:: RECORDS TO USE ::
------------------------
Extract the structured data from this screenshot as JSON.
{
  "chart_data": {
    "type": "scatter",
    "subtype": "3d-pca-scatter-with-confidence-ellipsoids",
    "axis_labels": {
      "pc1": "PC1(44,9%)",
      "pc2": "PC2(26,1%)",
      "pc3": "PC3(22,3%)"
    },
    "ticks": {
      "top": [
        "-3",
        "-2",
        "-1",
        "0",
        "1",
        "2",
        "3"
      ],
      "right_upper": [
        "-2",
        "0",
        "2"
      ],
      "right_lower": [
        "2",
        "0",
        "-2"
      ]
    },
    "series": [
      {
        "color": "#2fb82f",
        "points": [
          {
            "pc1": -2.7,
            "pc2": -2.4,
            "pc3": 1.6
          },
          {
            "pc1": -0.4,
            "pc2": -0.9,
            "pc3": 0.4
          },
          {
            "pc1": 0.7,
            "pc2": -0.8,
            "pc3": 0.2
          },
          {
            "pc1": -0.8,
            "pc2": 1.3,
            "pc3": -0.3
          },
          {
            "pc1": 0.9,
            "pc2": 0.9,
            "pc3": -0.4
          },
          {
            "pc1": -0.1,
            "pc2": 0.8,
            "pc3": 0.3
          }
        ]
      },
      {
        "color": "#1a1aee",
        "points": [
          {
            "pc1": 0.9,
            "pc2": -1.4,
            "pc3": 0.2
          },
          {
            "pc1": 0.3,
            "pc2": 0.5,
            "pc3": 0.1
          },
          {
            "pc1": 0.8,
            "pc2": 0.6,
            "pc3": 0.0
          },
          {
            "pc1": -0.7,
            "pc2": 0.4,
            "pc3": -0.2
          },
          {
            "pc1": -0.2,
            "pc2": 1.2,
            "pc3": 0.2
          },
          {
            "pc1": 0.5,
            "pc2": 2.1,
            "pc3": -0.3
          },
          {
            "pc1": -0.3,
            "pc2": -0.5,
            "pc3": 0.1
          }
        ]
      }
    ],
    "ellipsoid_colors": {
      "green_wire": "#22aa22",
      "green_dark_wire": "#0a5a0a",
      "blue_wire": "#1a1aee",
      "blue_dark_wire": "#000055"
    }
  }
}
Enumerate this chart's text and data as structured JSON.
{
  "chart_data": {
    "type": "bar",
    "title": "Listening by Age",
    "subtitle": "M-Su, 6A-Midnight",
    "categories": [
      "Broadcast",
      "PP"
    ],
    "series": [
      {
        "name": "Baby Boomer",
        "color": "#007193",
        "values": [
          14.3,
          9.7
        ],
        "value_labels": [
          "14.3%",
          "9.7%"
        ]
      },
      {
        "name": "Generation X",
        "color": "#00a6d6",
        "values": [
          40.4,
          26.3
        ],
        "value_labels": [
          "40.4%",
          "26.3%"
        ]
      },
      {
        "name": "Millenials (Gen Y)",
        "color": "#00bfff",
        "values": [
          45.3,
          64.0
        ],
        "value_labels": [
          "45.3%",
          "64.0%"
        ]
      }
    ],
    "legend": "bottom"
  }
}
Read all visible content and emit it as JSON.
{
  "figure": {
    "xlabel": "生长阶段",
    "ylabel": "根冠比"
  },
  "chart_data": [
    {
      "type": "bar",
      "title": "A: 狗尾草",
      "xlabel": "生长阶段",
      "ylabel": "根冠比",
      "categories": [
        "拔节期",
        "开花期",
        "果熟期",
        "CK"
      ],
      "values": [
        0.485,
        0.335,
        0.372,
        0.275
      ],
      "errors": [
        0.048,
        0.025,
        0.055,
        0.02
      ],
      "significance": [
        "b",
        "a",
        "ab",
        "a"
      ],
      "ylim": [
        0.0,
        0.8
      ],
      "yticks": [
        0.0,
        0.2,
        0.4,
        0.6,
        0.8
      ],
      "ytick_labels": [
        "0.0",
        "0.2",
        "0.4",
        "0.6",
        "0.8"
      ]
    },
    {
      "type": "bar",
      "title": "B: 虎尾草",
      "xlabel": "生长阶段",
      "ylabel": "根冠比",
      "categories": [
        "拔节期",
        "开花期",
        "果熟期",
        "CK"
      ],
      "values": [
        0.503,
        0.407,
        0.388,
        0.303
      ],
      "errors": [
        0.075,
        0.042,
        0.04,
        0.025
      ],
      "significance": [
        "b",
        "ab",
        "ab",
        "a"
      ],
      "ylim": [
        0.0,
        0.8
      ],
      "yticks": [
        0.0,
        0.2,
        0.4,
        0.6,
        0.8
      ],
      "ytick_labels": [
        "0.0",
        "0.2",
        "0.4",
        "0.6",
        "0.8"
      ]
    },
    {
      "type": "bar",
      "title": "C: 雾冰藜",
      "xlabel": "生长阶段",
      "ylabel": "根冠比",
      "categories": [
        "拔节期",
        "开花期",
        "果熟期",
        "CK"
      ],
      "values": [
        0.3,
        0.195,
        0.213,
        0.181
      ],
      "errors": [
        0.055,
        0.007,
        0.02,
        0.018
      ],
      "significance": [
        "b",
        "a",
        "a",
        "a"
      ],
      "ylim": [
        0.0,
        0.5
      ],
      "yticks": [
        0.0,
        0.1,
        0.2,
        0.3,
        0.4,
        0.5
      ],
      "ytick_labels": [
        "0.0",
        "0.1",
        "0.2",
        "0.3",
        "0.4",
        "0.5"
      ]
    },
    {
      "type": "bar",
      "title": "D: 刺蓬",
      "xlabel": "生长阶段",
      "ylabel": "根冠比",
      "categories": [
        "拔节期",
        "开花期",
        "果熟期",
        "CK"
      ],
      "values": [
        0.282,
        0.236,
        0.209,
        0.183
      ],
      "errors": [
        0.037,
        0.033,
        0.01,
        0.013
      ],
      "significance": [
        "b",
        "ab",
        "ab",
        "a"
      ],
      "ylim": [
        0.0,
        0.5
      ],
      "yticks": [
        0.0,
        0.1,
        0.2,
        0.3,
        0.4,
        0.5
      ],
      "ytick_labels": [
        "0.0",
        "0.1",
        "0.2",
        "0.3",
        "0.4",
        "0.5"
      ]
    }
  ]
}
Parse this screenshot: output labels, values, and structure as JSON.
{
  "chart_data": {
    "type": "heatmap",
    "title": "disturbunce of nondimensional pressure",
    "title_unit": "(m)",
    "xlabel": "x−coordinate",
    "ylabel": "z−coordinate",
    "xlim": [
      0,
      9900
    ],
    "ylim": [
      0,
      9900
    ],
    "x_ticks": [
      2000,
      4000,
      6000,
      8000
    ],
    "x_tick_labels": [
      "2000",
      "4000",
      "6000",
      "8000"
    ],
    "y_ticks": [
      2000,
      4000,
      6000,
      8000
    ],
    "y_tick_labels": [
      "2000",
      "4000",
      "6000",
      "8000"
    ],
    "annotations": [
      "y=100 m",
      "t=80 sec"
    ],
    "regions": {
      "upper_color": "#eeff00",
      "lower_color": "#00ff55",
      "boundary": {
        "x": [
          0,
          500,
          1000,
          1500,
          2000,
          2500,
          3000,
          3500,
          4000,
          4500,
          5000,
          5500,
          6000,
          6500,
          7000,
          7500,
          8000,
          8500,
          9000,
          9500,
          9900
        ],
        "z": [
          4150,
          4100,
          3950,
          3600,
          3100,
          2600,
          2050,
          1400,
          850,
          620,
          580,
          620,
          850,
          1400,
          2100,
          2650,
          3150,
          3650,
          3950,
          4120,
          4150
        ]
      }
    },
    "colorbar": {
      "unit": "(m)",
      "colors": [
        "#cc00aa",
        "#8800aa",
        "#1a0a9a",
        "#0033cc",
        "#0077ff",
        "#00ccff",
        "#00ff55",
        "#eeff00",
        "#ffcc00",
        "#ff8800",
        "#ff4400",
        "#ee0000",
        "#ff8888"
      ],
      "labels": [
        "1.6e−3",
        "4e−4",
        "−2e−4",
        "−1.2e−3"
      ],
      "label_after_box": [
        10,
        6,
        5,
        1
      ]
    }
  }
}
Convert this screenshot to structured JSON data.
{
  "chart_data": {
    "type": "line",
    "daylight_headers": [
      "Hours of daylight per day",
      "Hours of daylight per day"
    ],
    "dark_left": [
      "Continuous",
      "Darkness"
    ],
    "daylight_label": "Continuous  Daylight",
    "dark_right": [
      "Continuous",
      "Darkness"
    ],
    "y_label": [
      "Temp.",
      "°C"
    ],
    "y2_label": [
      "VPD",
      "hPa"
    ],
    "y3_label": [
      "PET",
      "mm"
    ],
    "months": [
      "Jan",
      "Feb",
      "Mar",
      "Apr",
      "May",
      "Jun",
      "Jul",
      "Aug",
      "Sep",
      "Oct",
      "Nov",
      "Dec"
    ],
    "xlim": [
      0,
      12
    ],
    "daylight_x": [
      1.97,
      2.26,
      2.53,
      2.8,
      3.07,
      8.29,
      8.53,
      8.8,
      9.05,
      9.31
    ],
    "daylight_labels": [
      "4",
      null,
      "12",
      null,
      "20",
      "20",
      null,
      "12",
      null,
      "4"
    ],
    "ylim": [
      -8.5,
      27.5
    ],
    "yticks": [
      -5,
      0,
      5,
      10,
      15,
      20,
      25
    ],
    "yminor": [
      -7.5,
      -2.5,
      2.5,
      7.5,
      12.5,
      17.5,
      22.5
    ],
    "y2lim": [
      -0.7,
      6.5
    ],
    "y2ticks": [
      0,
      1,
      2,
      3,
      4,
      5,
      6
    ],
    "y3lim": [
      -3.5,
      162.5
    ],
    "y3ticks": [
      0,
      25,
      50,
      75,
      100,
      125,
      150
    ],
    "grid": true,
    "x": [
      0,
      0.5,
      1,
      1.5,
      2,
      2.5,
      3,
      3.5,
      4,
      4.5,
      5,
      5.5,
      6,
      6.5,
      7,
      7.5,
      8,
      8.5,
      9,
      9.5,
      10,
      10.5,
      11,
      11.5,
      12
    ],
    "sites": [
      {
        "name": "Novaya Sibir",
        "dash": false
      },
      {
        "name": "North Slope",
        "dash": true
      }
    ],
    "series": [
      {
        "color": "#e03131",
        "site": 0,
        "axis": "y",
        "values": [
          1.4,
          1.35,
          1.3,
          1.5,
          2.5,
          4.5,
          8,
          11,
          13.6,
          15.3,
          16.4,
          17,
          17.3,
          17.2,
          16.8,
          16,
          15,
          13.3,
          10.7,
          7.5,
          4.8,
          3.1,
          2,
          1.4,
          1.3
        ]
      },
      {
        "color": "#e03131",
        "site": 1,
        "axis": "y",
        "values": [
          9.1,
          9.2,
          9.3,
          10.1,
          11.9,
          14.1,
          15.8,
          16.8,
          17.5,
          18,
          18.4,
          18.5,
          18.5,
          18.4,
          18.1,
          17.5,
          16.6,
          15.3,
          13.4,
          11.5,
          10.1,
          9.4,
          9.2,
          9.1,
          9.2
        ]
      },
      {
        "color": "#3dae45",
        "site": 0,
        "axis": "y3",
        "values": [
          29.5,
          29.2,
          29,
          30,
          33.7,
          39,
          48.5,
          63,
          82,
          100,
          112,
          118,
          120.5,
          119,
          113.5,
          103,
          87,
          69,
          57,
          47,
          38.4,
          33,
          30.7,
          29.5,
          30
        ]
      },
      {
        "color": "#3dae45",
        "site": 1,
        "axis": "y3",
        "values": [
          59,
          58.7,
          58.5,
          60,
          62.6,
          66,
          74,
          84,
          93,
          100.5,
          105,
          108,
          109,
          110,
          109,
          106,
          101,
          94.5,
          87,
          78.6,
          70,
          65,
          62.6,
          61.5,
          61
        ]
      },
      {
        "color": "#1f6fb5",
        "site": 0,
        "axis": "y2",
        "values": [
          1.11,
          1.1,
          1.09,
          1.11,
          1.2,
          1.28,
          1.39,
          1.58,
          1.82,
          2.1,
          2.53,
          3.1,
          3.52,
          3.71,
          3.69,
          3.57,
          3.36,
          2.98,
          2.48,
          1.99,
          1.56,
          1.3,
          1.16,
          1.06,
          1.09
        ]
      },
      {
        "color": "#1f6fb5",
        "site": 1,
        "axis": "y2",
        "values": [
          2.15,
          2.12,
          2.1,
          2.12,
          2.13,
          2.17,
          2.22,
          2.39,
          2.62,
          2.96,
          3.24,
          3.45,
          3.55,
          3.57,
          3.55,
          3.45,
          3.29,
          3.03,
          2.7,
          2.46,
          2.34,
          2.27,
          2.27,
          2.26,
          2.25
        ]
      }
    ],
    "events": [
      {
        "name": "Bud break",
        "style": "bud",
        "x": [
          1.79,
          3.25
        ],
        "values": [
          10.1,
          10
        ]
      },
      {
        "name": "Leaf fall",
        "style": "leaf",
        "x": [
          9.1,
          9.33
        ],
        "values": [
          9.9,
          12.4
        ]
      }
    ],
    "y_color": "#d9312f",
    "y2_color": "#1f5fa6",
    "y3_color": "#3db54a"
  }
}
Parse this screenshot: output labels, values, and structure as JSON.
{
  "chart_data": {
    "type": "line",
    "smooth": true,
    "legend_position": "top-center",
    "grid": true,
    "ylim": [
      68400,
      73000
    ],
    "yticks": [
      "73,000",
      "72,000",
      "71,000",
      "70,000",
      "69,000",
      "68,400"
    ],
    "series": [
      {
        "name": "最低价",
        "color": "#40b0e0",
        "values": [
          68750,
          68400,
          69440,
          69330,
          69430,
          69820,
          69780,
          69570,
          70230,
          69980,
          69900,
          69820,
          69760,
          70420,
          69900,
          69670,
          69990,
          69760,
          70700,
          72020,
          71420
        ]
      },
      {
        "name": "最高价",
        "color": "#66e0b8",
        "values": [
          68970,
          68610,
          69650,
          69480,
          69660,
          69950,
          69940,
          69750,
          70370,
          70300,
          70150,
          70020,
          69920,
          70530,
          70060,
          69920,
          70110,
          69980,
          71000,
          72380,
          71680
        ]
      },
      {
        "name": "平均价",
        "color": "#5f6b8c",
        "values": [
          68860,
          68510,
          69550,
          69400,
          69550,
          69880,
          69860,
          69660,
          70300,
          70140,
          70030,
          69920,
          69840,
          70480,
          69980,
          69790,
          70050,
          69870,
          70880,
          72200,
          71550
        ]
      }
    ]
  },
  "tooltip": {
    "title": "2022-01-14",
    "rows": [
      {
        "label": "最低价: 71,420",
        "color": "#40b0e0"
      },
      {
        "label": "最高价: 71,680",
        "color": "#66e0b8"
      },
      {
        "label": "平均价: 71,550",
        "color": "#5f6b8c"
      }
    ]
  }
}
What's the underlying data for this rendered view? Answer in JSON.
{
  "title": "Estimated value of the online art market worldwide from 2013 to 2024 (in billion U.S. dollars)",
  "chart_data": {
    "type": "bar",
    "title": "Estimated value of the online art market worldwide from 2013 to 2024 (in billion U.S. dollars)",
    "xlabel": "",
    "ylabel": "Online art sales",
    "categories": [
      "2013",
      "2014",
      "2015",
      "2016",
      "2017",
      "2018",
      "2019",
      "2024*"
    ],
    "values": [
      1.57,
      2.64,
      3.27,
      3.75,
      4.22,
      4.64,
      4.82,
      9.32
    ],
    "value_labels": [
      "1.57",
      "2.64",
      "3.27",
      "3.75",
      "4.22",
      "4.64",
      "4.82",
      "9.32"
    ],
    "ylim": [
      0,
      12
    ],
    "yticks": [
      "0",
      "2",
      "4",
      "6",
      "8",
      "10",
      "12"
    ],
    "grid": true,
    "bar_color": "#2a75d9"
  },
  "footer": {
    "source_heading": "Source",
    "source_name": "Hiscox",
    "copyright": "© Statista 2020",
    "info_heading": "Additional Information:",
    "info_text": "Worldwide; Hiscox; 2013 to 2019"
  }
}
------------------------
:: GIVEN INSTRUCTION ::
Copy all lines from the listing that contain "market".

:: THE OUTPUT ::
  "title": "Estimated value of the online art market worldwide from 2013 to 2024 (in billion U.S. dollars)",
    "title": "Estimated value of the online art market worldwide from 2013 to 2024 (in billion U.S. dollars)",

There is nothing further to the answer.